» Source document
□ □ □ □ □ □ □

Bessarion of Agathonos, born Andreas (Andrew) Korkoliakos, was a Greek monastic priest and confessor of the twentieth century, remembered for his pastoral and philanthropic ministry in central Greece and for his long association with the Monastery of the Dormition of the Theotokos at Agathonos, near Lamia. He was born in 1908 at Petalidi in Messenia, in the southwestern Peloponnese, and entered the monastic life as a young man. He reposed on January 22, 1991, and was formally numbered among the saints by the Ecumenical Patriarchate of Constantinople in 2022.
According to the accounts of his life, Andreas moved to Kalamata around the age of eighteen, where he came under the guidance of spiritual fathers and resolved to become a monk, receiving the monastic name Bessarion. He was subsequently ordained to the diaconate and the priesthood and raised to the dignity of archimandrite. In 1935 he came to Karditsa at the invitation of the local Metropolitan Ezekiel, where he devoted himself to pastoral work and to charitable activity, including service connected with the local hospital.
During the German occupation of Greece in the Second World War, the tradition relates that Bessarion aided members of the resistance and intervened to save children who had been seized by the occupying forces. After 1955 he settled at Agathonos Monastery, drawn there in connection with Father Germanos Demakos, and there he served for the remainder of his life as a confessor and spiritual father to monks and laity alike. He became widely known in the region of Phthiotis as a merciful and approachable elder.

□ □ □ □ □ □ □

» Data extracts

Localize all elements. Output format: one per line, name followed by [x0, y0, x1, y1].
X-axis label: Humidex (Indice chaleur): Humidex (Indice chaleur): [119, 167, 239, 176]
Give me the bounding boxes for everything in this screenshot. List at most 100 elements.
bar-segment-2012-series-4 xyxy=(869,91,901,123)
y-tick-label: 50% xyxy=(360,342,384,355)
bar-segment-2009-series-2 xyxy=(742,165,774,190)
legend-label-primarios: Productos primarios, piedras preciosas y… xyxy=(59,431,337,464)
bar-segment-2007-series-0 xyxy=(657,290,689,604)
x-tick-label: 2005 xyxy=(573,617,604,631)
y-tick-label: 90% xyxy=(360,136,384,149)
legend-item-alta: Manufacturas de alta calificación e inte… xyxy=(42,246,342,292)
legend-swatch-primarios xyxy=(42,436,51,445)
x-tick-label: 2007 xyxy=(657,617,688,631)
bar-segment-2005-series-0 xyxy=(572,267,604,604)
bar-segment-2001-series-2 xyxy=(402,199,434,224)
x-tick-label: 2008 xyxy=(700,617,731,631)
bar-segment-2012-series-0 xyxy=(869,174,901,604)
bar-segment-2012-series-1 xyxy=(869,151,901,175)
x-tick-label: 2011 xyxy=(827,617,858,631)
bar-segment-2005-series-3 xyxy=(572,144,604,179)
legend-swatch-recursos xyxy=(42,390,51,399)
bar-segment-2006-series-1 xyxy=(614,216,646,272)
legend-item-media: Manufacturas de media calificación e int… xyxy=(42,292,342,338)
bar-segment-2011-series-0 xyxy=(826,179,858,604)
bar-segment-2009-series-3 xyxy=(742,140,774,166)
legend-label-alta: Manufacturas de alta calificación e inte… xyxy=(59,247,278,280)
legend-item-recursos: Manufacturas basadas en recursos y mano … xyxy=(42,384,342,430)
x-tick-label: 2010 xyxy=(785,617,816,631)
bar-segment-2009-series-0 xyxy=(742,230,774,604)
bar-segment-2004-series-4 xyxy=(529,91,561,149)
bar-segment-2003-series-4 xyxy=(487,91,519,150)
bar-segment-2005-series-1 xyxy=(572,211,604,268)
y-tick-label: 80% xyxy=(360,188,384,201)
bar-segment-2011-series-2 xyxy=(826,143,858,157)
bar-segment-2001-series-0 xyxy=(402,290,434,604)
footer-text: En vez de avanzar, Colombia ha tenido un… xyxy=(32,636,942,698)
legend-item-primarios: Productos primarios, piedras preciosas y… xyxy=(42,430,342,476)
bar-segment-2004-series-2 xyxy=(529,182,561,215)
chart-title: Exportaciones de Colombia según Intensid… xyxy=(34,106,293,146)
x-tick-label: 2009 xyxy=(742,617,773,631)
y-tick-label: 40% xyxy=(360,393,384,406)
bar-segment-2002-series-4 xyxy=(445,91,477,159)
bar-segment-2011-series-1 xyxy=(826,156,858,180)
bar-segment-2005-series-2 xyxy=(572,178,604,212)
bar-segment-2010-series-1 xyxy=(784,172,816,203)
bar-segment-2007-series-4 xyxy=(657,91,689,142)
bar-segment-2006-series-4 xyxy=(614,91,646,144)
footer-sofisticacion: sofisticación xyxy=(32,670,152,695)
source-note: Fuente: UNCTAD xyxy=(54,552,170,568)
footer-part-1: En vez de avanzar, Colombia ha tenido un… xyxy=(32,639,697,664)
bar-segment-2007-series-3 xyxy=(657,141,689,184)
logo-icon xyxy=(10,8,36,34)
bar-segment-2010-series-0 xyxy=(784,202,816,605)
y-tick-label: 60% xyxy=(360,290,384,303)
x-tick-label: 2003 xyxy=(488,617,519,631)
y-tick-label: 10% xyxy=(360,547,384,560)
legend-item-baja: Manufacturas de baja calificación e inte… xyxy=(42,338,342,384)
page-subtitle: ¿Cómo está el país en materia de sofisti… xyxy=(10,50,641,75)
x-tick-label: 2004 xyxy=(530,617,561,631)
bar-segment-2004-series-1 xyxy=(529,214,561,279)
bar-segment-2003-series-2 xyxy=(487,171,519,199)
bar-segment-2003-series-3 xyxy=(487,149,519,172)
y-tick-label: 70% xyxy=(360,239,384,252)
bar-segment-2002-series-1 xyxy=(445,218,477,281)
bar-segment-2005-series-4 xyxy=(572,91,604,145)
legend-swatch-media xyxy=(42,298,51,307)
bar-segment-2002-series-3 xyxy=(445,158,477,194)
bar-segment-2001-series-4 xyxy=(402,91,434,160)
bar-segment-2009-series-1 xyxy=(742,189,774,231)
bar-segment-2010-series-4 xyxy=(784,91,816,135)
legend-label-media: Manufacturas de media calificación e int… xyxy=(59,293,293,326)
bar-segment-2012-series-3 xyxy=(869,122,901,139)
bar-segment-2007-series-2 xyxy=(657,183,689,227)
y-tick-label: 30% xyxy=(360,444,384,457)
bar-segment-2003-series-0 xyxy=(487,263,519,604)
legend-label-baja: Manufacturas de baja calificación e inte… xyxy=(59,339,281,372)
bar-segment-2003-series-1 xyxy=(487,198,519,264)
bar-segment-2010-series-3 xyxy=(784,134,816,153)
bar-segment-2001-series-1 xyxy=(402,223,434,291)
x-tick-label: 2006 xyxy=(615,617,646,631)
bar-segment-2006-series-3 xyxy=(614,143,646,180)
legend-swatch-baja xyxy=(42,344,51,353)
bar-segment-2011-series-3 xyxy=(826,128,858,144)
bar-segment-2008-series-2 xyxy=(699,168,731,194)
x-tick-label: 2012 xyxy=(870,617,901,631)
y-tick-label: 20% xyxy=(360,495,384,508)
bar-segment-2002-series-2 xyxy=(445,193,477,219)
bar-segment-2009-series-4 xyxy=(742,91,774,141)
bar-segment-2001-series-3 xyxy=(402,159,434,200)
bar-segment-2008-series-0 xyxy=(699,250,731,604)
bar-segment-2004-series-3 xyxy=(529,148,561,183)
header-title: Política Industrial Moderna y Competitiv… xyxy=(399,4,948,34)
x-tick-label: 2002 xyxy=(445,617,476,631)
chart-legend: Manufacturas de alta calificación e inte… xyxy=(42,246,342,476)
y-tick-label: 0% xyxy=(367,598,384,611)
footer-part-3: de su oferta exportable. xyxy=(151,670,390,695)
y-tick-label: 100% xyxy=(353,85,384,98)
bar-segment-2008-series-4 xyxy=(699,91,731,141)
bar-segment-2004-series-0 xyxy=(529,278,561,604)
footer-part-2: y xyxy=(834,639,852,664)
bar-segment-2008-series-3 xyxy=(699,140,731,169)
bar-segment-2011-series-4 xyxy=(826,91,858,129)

□ □ □ □ □ □ □

» Apply what you read
**A)** Reproduce the Bessarion biography from "During the German" through "and approachable elder.", inclusive.
**B)** List every year written as a four-digit number in the Bessarion biography, in the order they appear.
**C)** Answer these questions from the Bessarion biography.
(i) In what place was he born?
(ii) Who invited him to Karditsa?
(iii) In what region did he become widely known as a merciful and approachable elder?
The material has no connection to the Bessarion biography.

» Answers per task
**A)**
During the German occupation of Greece in the Second World War, the tradition relates that Bessarion aided members of the resistance and intervened to save children who had been seized by the occupying forces. After 1955 he settled at Agathonos Monastery, drawn there in connection with Father Germanos Demakos, and there he served for the remainder of his life as a confessor and spiritual father to monks and laity alike. He became widely known in the region of Phthiotis as a merciful and approachable elder.

**B)** 1908, 1991, 2022, 1935, 1955

**C)**
(i) Petalidi in Messenia
(ii) The local Metropolitan Ezekiel
(iii) Phthiotis